**What the exercise asks**
Copy each line that contains the word "directius".

Dataset entries:
— Begin —

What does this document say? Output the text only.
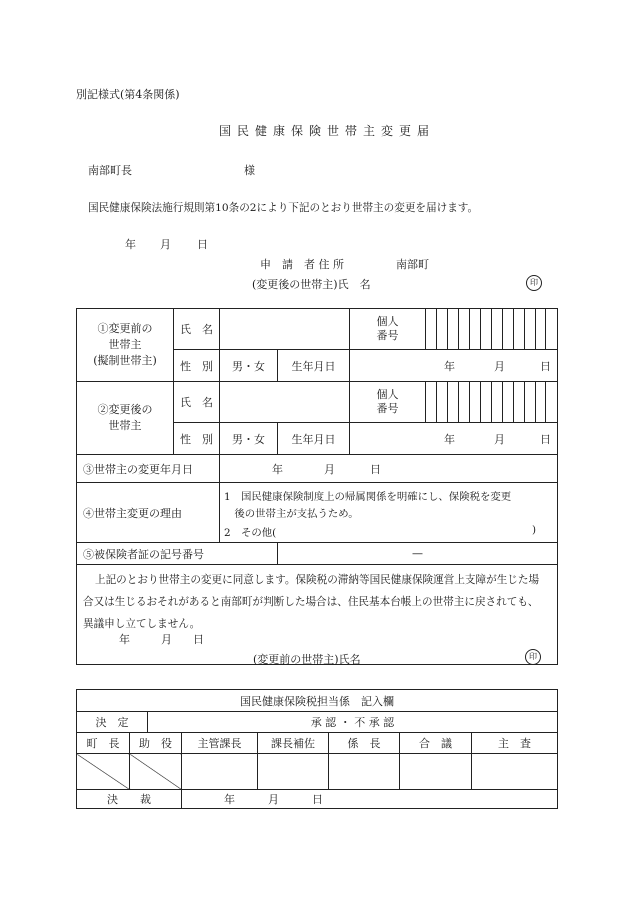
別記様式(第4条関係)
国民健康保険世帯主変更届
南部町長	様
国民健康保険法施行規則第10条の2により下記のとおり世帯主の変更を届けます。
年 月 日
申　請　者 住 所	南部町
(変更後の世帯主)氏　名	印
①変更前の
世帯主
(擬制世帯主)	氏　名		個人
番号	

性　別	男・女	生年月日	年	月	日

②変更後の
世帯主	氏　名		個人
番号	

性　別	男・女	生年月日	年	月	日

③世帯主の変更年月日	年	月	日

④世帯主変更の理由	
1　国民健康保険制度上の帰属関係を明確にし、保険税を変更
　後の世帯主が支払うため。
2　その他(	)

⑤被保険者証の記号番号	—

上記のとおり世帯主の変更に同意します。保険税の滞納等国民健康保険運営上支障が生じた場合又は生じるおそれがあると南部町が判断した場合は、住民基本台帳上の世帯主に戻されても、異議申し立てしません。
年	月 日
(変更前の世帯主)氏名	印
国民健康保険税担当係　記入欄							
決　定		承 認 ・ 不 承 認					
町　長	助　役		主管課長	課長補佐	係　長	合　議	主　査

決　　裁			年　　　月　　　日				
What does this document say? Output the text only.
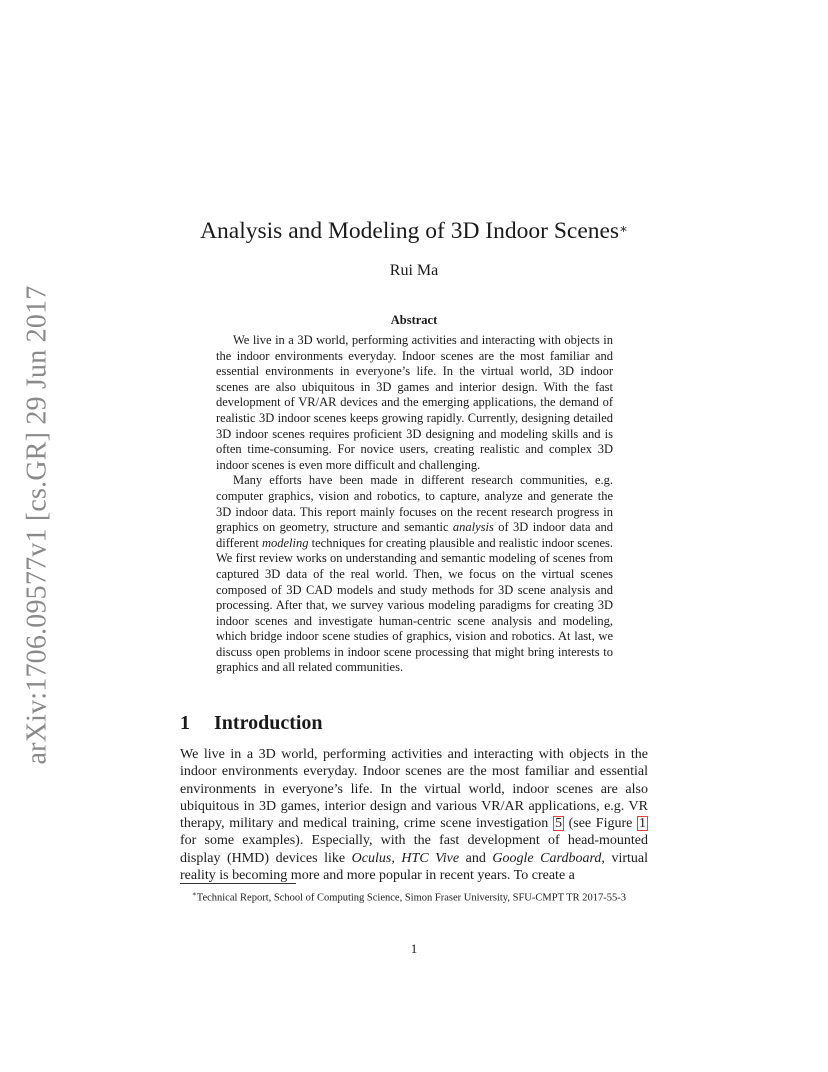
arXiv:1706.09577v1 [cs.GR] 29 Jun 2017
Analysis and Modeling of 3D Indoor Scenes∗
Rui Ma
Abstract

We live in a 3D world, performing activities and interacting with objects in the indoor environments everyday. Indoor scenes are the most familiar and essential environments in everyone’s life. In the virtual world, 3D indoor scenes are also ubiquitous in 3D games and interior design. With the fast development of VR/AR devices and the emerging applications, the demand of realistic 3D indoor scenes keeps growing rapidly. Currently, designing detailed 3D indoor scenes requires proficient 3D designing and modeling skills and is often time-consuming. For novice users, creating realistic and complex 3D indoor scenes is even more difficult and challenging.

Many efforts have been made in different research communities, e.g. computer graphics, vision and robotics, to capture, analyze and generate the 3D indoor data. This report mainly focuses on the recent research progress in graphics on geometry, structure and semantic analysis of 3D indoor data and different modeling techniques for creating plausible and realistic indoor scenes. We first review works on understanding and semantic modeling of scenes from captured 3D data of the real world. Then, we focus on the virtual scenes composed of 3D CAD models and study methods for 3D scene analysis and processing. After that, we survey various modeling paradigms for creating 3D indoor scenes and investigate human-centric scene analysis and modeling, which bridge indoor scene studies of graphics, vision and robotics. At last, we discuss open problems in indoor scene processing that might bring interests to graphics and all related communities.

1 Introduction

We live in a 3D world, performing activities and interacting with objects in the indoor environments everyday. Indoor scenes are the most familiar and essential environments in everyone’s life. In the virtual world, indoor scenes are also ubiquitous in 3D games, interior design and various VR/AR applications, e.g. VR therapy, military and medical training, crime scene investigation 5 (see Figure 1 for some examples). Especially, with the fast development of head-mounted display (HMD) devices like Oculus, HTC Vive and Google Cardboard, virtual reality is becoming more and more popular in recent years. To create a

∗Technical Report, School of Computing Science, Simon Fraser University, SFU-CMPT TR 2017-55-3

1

— End —
— Begin —

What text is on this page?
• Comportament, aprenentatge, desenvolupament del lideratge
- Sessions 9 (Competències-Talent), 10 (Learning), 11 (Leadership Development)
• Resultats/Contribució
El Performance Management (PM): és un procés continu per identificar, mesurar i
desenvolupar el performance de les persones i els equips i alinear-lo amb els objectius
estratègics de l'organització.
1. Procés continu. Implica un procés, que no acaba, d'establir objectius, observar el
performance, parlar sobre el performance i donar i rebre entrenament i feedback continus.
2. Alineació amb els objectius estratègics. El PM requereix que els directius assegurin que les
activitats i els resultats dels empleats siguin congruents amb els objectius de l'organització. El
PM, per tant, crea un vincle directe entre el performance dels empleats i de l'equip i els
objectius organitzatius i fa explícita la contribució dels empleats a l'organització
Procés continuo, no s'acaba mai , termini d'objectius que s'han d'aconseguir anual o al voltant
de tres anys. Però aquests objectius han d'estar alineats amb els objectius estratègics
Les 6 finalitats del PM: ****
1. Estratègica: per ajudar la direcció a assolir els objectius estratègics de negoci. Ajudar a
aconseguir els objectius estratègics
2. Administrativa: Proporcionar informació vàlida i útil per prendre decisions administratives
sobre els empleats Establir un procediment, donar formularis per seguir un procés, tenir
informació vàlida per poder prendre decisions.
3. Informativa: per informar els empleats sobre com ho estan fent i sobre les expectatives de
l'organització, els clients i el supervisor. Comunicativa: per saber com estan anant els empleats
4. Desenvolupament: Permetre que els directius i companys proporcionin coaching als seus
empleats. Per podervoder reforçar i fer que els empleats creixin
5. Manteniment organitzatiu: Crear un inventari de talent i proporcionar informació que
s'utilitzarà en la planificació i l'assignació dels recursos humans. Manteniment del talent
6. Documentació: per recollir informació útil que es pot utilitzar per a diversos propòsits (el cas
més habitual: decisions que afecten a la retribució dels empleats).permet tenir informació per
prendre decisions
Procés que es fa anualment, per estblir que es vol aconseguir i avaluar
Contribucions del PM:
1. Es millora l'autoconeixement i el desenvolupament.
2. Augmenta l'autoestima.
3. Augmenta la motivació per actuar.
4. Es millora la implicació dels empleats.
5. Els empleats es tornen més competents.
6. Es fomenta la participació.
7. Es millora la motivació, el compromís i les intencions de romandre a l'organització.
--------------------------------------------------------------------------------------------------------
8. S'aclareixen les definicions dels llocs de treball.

— End —
— Begin —

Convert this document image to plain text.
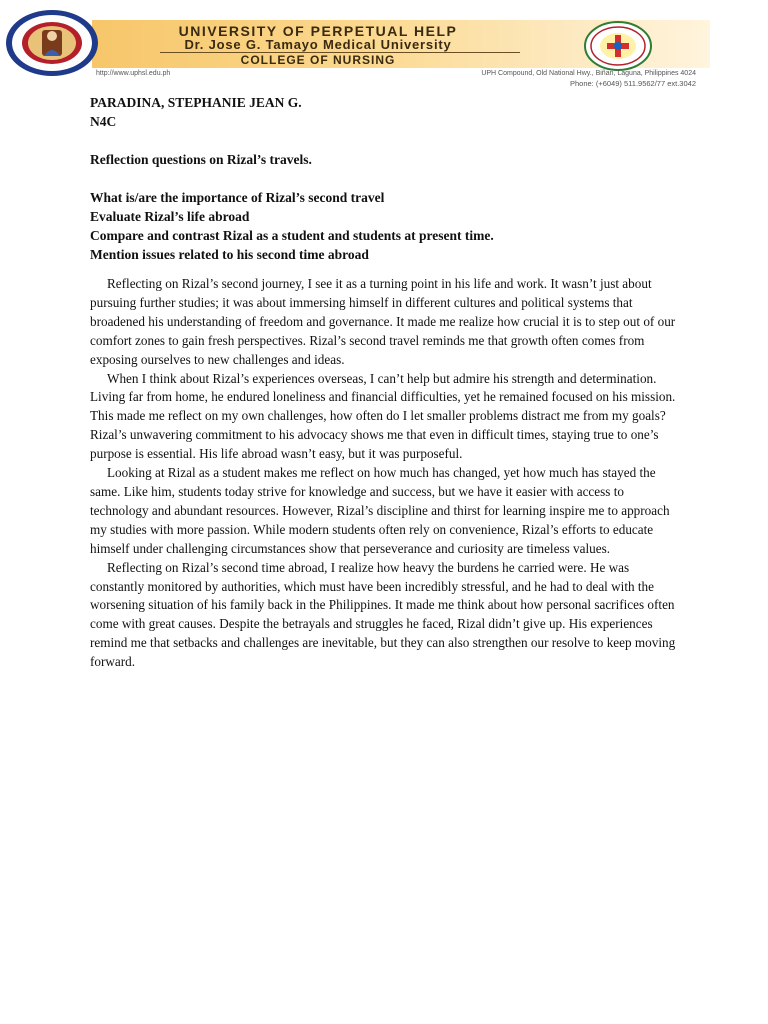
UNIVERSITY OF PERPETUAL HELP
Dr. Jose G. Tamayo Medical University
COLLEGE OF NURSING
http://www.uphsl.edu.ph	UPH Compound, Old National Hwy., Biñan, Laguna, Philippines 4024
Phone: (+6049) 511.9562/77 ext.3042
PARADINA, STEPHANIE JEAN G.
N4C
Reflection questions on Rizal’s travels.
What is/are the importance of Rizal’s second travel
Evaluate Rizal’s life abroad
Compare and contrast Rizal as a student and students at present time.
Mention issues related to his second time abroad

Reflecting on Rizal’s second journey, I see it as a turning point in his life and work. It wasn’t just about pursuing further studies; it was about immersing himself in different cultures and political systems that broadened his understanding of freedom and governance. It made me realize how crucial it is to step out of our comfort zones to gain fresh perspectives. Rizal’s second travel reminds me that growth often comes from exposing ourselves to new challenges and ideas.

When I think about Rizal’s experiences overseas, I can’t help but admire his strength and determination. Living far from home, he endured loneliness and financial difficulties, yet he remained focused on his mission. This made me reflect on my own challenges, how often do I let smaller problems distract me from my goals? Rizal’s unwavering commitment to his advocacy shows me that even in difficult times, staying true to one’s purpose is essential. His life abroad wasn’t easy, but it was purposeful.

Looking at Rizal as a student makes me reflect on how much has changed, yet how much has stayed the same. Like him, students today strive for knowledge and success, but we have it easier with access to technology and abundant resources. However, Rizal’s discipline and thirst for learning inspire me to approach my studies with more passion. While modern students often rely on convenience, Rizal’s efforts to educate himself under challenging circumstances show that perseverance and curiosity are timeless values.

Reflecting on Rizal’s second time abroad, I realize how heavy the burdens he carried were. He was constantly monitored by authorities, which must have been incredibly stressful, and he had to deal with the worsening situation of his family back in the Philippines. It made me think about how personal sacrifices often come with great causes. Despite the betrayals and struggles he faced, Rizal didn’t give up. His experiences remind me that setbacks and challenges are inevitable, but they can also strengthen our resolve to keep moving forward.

— End —

**Complete answer**
2. Alineació amb els objectius estratègics. El PM requereix que els directius assegurin que les
4. Desenvolupament: Permetre que els directius i companys proporcionin coaching als seus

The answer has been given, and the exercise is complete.